- _Exercise requirements_:
In this exercise, reproduce all the entries that follow exactly.

- _Material supplied_:
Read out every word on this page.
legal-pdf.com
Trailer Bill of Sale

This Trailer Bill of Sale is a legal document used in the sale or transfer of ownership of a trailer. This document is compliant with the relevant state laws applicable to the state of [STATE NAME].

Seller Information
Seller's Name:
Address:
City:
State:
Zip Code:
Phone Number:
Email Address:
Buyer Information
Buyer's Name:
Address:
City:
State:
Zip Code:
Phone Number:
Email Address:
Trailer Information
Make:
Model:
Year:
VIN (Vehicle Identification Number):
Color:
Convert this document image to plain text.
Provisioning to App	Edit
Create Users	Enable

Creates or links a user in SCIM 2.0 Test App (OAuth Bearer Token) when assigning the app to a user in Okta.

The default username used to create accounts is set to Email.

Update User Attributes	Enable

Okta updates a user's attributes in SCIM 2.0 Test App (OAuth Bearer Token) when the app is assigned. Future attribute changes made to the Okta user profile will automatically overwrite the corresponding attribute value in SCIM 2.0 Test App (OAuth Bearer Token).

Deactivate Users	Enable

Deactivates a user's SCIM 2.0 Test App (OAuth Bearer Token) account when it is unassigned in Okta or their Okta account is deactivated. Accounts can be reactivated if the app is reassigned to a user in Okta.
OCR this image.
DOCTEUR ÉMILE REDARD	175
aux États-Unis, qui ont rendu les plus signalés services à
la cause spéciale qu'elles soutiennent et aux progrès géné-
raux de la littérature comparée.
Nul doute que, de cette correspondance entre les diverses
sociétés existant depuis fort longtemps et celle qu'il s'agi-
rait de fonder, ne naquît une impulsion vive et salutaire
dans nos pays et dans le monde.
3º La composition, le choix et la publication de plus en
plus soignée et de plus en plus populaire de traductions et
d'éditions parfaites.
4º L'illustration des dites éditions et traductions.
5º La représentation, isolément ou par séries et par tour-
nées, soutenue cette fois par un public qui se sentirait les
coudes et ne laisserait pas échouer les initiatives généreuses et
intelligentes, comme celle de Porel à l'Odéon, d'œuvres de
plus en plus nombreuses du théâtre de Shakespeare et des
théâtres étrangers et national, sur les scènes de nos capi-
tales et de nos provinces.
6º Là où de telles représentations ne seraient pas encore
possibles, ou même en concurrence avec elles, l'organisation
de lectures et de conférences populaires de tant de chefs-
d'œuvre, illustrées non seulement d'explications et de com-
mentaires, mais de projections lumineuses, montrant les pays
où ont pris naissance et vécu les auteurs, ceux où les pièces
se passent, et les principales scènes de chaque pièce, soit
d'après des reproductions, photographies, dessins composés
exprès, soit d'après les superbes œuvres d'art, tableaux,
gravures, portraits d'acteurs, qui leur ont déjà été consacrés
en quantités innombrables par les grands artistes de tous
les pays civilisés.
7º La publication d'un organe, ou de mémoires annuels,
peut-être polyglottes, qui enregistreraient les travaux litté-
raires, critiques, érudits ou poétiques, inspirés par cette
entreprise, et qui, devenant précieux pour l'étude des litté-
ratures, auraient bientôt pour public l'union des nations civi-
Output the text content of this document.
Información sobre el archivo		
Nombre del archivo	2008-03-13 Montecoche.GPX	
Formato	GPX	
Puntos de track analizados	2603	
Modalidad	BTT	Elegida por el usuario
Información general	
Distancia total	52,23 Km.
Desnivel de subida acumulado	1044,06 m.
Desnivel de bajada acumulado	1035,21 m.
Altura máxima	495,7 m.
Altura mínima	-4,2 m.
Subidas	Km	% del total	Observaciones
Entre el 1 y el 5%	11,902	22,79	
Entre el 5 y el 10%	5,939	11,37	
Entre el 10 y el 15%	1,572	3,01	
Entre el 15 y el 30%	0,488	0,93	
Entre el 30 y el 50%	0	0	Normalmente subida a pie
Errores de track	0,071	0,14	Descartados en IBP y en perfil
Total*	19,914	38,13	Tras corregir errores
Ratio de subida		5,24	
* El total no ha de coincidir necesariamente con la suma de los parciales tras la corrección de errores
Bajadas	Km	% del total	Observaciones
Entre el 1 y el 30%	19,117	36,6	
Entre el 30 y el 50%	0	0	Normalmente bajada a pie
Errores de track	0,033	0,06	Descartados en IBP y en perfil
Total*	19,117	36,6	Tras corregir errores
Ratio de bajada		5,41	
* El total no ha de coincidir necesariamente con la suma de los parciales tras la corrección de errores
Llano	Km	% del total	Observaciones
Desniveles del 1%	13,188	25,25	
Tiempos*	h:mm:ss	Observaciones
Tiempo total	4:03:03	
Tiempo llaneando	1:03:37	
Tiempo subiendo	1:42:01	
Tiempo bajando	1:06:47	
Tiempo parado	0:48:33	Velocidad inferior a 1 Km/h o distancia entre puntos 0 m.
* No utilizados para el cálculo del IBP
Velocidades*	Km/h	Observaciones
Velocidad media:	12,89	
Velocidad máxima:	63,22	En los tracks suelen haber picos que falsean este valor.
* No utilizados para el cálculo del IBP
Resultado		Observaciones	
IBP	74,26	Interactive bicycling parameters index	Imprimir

- _Solution to this problem_:
Read out every word on this page.
legal-pdf.com
Trailer Bill of Sale

This Trailer Bill of Sale is a legal document used in the sale or transfer of ownership of a trailer. This document is compliant with the relevant state laws applicable to the state of [STATE NAME].

Seller Information
Seller's Name:
Address:
City:
State:
Zip Code:
Phone Number:
Email Address:
Buyer Information
Buyer's Name:
Address:
City:
State:
Zip Code:
Phone Number:
Email Address:
Trailer Information
Make:
Model:
Year:
VIN (Vehicle Identification Number):
Color:
Convert this document image to plain text.
Provisioning to App	Edit
Create Users	Enable

Creates or links a user in SCIM 2.0 Test App (OAuth Bearer Token) when assigning the app to a user in Okta.

The default username used to create accounts is set to Email.

Update User Attributes	Enable

Okta updates a user's attributes in SCIM 2.0 Test App (OAuth Bearer Token) when the app is assigned. Future attribute changes made to the Okta user profile will automatically overwrite the corresponding attribute value in SCIM 2.0 Test App (OAuth Bearer Token).

Deactivate Users	Enable

Deactivates a user's SCIM 2.0 Test App (OAuth Bearer Token) account when it is unassigned in Okta or their Okta account is deactivated. Accounts can be reactivated if the app is reassigned to a user in Okta.
OCR this image.
DOCTEUR ÉMILE REDARD	175
aux États-Unis, qui ont rendu les plus signalés services à
la cause spéciale qu'elles soutiennent et aux progrès géné-
raux de la littérature comparée.
Nul doute que, de cette correspondance entre les diverses
sociétés existant depuis fort longtemps et celle qu'il s'agi-
rait de fonder, ne naquît une impulsion vive et salutaire
dans nos pays et dans le monde.
3º La composition, le choix et la publication de plus en
plus soignée et de plus en plus populaire de traductions et
d'éditions parfaites.
4º L'illustration des dites éditions et traductions.
5º La représentation, isolément ou par séries et par tour-
nées, soutenue cette fois par un public qui se sentirait les
coudes et ne laisserait pas échouer les initiatives généreuses et
intelligentes, comme celle de Porel à l'Odéon, d'œuvres de
plus en plus nombreuses du théâtre de Shakespeare et des
théâtres étrangers et national, sur les scènes de nos capi-
tales et de nos provinces.
6º Là où de telles représentations ne seraient pas encore
possibles, ou même en concurrence avec elles, l'organisation
de lectures et de conférences populaires de tant de chefs-
d'œuvre, illustrées non seulement d'explications et de com-
mentaires, mais de projections lumineuses, montrant les pays
où ont pris naissance et vécu les auteurs, ceux où les pièces
se passent, et les principales scènes de chaque pièce, soit
d'après des reproductions, photographies, dessins composés
exprès, soit d'après les superbes œuvres d'art, tableaux,
gravures, portraits d'acteurs, qui leur ont déjà été consacrés
en quantités innombrables par les grands artistes de tous
les pays civilisés.
7º La publication d'un organe, ou de mémoires annuels,
peut-être polyglottes, qui enregistreraient les travaux litté-
raires, critiques, érudits ou poétiques, inspirés par cette
entreprise, et qui, devenant précieux pour l'étude des litté-
ratures, auraient bientôt pour public l'union des nations civi-
Output the text content of this document.
Información sobre el archivo		
Nombre del archivo	2008-03-13 Montecoche.GPX	
Formato	GPX	
Puntos de track analizados	2603	
Modalidad	BTT	Elegida por el usuario
Información general	
Distancia total	52,23 Km.
Desnivel de subida acumulado	1044,06 m.
Desnivel de bajada acumulado	1035,21 m.
Altura máxima	495,7 m.
Altura mínima	-4,2 m.
Subidas	Km	% del total	Observaciones
Entre el 1 y el 5%	11,902	22,79	
Entre el 5 y el 10%	5,939	11,37	
Entre el 10 y el 15%	1,572	3,01	
Entre el 15 y el 30%	0,488	0,93	
Entre el 30 y el 50%	0	0	Normalmente subida a pie
Errores de track	0,071	0,14	Descartados en IBP y en perfil
Total*	19,914	38,13	Tras corregir errores
Ratio de subida		5,24	
* El total no ha de coincidir necesariamente con la suma de los parciales tras la corrección de errores
Bajadas	Km	% del total	Observaciones
Entre el 1 y el 30%	19,117	36,6	
Entre el 30 y el 50%	0	0	Normalmente bajada a pie
Errores de track	0,033	0,06	Descartados en IBP y en perfil
Total*	19,117	36,6	Tras corregir errores
Ratio de bajada		5,41	
* El total no ha de coincidir necesariamente con la suma de los parciales tras la corrección de errores
Llano	Km	% del total	Observaciones
Desniveles del 1%	13,188	25,25	
Tiempos*	h:mm:ss	Observaciones
Tiempo total	4:03:03	
Tiempo llaneando	1:03:37	
Tiempo subiendo	1:42:01	
Tiempo bajando	1:06:47	
Tiempo parado	0:48:33	Velocidad inferior a 1 Km/h o distancia entre puntos 0 m.
* No utilizados para el cálculo del IBP
Velocidades*	Km/h	Observaciones
Velocidad media:	12,89	
Velocidad máxima:	63,22	En los tracks suelen haber picos que falsean este valor.
* No utilizados para el cálculo del IBP
Resultado		Observaciones	
IBP	74,26	Interactive bicycling parameters index	Imprimir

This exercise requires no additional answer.